## Directions
In the letter headed "Purpose of Actions," why does the writer call the actions of the Catonsville Nine and their spiritual heirs illegitimate? Answer in one to three sentences.

Purpose of ActionsI would rather not address what should...


June 03, 1993

Purpose of Actions

I would rather not address what should be a purely intra-religious controversy in the secular forum of The Sun, but those who engaged in vandalism and trespassing at the Martin Marietta plant give me no alternative.

Civil disobedience actions -- particularly when cloaked in the name of Jesus Christ or Amos or Hosea -- depend for their legitimacy at least in part on accomplishing something.

Gandhi was jailed for making salt, Rosa Parks for integrating a bus, Thoreau for avoiding the war tax. In Central America, landless peasants seize and squat on unused farmland.

The pointless criminality, in contrast, engaged in by the Catonsville Nine and their spiritual heirs does not feed the hungry, clothe the naked, visit the sick -- or even spread the gospel.

Timothy H. Wright


Economic Lifeline

In a May 9 editorial supporting Baltimore's Central Light Rail Line, The Sun stated the importance of stemming auto pollution. Certainly, the 1990 Clean Air Act amendments mandate changes to our current transportation system. But is light rail the only wave of the future?

## Dataset extract

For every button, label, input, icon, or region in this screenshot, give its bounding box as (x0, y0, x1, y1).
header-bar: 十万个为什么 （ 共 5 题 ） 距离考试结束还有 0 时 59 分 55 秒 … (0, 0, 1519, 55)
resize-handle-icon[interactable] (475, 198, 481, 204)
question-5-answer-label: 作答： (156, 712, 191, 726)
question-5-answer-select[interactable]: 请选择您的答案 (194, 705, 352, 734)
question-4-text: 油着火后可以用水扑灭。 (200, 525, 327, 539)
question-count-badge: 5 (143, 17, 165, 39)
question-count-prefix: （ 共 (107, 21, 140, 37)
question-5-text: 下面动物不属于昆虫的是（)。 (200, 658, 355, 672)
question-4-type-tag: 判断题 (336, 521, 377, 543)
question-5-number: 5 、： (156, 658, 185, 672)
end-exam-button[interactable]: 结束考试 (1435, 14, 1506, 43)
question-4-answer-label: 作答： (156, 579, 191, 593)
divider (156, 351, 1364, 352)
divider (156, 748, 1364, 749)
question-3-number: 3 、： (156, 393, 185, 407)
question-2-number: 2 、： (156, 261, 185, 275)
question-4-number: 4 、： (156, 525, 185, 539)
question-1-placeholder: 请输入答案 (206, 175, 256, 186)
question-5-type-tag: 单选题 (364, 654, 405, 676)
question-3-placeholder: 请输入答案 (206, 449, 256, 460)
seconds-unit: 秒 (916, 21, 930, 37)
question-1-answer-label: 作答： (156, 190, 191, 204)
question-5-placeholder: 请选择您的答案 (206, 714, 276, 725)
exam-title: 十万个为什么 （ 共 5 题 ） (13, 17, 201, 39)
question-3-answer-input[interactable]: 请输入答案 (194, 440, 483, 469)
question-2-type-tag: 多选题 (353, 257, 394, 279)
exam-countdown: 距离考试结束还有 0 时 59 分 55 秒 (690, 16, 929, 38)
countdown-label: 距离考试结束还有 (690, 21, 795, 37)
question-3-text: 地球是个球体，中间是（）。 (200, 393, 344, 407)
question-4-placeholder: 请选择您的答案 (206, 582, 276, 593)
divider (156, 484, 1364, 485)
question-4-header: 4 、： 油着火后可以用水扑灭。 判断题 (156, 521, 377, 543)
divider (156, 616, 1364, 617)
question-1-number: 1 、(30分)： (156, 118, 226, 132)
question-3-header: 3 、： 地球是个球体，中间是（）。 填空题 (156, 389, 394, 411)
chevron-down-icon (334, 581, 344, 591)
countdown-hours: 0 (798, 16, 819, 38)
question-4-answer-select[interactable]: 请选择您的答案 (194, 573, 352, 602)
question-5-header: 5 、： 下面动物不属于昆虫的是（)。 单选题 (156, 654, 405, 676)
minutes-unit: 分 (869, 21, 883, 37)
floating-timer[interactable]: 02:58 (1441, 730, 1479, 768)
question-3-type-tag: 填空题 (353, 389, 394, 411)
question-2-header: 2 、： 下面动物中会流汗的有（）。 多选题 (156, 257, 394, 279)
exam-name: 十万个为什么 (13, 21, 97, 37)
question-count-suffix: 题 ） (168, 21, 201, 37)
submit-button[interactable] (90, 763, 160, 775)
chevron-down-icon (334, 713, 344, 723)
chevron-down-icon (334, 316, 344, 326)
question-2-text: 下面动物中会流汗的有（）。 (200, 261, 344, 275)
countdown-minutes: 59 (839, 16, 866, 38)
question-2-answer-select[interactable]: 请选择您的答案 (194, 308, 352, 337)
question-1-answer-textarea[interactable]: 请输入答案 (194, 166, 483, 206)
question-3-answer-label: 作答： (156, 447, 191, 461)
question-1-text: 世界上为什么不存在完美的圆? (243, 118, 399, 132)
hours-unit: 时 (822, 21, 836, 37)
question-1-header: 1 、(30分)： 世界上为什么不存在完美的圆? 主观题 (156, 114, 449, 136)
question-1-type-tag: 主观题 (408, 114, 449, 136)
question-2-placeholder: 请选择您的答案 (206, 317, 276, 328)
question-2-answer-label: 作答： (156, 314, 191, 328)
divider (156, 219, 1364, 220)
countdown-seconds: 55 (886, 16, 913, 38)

## Response to the exercise
The writer holds that civil disobedience depends for its legitimacy at least in part on accomplishing something, as Gandhi, Rosa Parks, and Thoreau did. The actions of the Catonsville Nine and their spiritual heirs accomplish nothing of the kind: they do not feed the hungry, clothe the naked, visit the sick, or even spread the gospel.